• Short exercise: Copy each line exactly.

(Stored data entries)
★ ★ ★ ★ ★
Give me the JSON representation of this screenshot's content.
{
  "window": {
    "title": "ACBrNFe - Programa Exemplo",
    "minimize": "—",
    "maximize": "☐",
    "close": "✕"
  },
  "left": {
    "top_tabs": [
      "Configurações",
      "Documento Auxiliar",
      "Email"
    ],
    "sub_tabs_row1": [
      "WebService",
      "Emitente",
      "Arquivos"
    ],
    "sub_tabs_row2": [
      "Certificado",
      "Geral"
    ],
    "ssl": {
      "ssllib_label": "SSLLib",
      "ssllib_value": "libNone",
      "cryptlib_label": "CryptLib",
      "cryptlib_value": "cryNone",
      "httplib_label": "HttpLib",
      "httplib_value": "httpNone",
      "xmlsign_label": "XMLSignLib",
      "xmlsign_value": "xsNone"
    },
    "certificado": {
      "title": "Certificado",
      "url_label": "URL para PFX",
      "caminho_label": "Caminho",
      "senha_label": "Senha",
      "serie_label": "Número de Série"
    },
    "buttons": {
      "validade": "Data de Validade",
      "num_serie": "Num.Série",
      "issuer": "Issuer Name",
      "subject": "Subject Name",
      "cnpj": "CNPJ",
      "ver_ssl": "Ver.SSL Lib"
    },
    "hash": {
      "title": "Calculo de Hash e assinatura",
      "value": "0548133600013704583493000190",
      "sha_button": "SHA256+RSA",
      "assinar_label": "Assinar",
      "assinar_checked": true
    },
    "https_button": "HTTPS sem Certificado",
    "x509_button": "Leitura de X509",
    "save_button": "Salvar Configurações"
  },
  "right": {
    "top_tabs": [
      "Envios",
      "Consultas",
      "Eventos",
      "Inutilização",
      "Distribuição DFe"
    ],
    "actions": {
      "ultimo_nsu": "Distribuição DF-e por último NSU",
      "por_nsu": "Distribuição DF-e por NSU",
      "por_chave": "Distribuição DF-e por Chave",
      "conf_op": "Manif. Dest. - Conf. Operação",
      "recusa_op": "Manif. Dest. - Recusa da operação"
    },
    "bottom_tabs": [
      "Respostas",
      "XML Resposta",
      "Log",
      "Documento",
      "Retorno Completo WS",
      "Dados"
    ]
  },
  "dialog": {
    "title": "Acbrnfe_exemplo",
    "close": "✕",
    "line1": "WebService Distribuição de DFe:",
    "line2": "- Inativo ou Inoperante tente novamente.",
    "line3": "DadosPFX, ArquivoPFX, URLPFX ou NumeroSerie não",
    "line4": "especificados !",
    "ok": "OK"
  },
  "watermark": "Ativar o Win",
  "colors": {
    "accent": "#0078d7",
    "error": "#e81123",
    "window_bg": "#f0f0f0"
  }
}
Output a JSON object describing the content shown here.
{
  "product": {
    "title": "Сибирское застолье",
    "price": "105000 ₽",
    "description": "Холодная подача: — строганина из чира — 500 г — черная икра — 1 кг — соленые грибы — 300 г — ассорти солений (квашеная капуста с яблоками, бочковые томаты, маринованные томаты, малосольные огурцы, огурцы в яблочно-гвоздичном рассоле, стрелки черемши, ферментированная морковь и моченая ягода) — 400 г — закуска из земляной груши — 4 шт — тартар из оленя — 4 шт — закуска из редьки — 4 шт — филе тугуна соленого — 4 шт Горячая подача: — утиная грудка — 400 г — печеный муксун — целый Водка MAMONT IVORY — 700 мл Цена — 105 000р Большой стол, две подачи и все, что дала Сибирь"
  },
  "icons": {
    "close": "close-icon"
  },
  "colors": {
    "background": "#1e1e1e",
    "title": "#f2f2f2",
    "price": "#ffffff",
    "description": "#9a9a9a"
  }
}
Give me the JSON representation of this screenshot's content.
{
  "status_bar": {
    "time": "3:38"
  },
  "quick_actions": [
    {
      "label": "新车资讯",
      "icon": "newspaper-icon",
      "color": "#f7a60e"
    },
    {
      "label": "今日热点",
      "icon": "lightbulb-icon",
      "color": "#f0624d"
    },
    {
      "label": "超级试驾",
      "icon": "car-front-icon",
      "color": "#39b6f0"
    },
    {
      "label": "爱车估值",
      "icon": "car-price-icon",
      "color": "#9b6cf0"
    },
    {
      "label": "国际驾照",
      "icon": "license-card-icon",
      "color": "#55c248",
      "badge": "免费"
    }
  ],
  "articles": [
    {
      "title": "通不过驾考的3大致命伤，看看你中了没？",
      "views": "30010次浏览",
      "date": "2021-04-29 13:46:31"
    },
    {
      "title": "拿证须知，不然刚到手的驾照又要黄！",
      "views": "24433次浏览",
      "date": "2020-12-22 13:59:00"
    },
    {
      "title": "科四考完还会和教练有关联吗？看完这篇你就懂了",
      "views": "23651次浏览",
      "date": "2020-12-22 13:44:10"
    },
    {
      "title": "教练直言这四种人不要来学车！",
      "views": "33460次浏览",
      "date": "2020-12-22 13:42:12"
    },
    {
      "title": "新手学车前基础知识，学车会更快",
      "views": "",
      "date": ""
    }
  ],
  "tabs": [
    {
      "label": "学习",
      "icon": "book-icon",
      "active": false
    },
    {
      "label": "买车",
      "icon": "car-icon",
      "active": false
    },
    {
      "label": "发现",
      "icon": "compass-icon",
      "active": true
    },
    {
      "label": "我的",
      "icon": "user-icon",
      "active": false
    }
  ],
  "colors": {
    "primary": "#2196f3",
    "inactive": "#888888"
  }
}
★ ★ ★ ★ ★
• Full answer:
Give me the JSON representation of this screenshot's content.
{
  "window": {
    "title": "ACBrNFe - Programa Exemplo",
    "minimize": "—",
    "maximize": "☐",
    "close": "✕"
  },
  "left": {
    "top_tabs": [
      "Configurações",
      "Documento Auxiliar",
      "Email"
    ],
    "sub_tabs_row1": [
      "WebService",
      "Emitente",
      "Arquivos"
    ],
    "sub_tabs_row2": [
      "Certificado",
      "Geral"
    ],
    "ssl": {
      "ssllib_label": "SSLLib",
      "ssllib_value": "libNone",
      "cryptlib_label": "CryptLib",
      "cryptlib_value": "cryNone",
      "httplib_label": "HttpLib",
      "httplib_value": "httpNone",
      "xmlsign_label": "XMLSignLib",
      "xmlsign_value": "xsNone"
    },
    "certificado": {
      "title": "Certificado",
      "url_label": "URL para PFX",
      "caminho_label": "Caminho",
      "senha_label": "Senha",
      "serie_label": "Número de Série"
    },
    "buttons": {
      "validade": "Data de Validade",
      "num_serie": "Num.Série",
      "issuer": "Issuer Name",
      "subject": "Subject Name",
      "cnpj": "CNPJ",
      "ver_ssl": "Ver.SSL Lib"
    },
    "hash": {
      "title": "Calculo de Hash e assinatura",
      "value": "0548133600013704583493000190",
      "sha_button": "SHA256+RSA",
      "assinar_label": "Assinar",
      "assinar_checked": true
    },
    "https_button": "HTTPS sem Certificado",
    "x509_button": "Leitura de X509",
    "save_button": "Salvar Configurações"
  },
  "right": {
    "top_tabs": [
      "Envios",
      "Consultas",
      "Eventos",
      "Inutilização",
      "Distribuição DFe"
    ],
    "actions": {
      "ultimo_nsu": "Distribuição DF-e por último NSU",
      "por_nsu": "Distribuição DF-e por NSU",
      "por_chave": "Distribuição DF-e por Chave",
      "conf_op": "Manif. Dest. - Conf. Operação",
      "recusa_op": "Manif. Dest. - Recusa da operação"
    },
    "bottom_tabs": [
      "Respostas",
      "XML Resposta",
      "Log",
      "Documento",
      "Retorno Completo WS",
      "Dados"
    ]
  },
  "dialog": {
    "title": "Acbrnfe_exemplo",
    "close": "✕",
    "line1": "WebService Distribuição de DFe:",
    "line2": "- Inativo ou Inoperante tente novamente.",
    "line3": "DadosPFX, ArquivoPFX, URLPFX ou NumeroSerie não",
    "line4": "especificados !",
    "ok": "OK"
  },
  "watermark": "Ativar o Win",
  "colors": {
    "accent": "#0078d7",
    "error": "#e81123",
    "window_bg": "#f0f0f0"
  }
}
Output a JSON object describing the content shown here.
{
  "product": {
    "title": "Сибирское застолье",
    "price": "105000 ₽",
    "description": "Холодная подача: — строганина из чира — 500 г — черная икра — 1 кг — соленые грибы — 300 г — ассорти солений (квашеная капуста с яблоками, бочковые томаты, маринованные томаты, малосольные огурцы, огурцы в яблочно-гвоздичном рассоле, стрелки черемши, ферментированная морковь и моченая ягода) — 400 г — закуска из земляной груши — 4 шт — тартар из оленя — 4 шт — закуска из редьки — 4 шт — филе тугуна соленого — 4 шт Горячая подача: — утиная грудка — 400 г — печеный муксун — целый Водка MAMONT IVORY — 700 мл Цена — 105 000р Большой стол, две подачи и все, что дала Сибирь"
  },
  "icons": {
    "close": "close-icon"
  },
  "colors": {
    "background": "#1e1e1e",
    "title": "#f2f2f2",
    "price": "#ffffff",
    "description": "#9a9a9a"
  }
}
Give me the JSON representation of this screenshot's content.
{
  "status_bar": {
    "time": "3:38"
  },
  "quick_actions": [
    {
      "label": "新车资讯",
      "icon": "newspaper-icon",
      "color": "#f7a60e"
    },
    {
      "label": "今日热点",
      "icon": "lightbulb-icon",
      "color": "#f0624d"
    },
    {
      "label": "超级试驾",
      "icon": "car-front-icon",
      "color": "#39b6f0"
    },
    {
      "label": "爱车估值",
      "icon": "car-price-icon",
      "color": "#9b6cf0"
    },
    {
      "label": "国际驾照",
      "icon": "license-card-icon",
      "color": "#55c248",
      "badge": "免费"
    }
  ],
  "articles": [
    {
      "title": "通不过驾考的3大致命伤，看看你中了没？",
      "views": "30010次浏览",
      "date": "2021-04-29 13:46:31"
    },
    {
      "title": "拿证须知，不然刚到手的驾照又要黄！",
      "views": "24433次浏览",
      "date": "2020-12-22 13:59:00"
    },
    {
      "title": "科四考完还会和教练有关联吗？看完这篇你就懂了",
      "views": "23651次浏览",
      "date": "2020-12-22 13:44:10"
    },
    {
      "title": "教练直言这四种人不要来学车！",
      "views": "33460次浏览",
      "date": "2020-12-22 13:42:12"
    },
    {
      "title": "新手学车前基础知识，学车会更快",
      "views": "",
      "date": ""
    }
  ],
  "tabs": [
    {
      "label": "学习",
      "icon": "book-icon",
      "active": false
    },
    {
      "label": "买车",
      "icon": "car-icon",
      "active": false
    },
    {
      "label": "发现",
      "icon": "compass-icon",
      "active": true
    },
    {
      "label": "我的",
      "icon": "user-icon",
      "active": false
    }
  ],
  "colors": {
    "primary": "#2196f3",
    "inactive": "#888888"
  }
}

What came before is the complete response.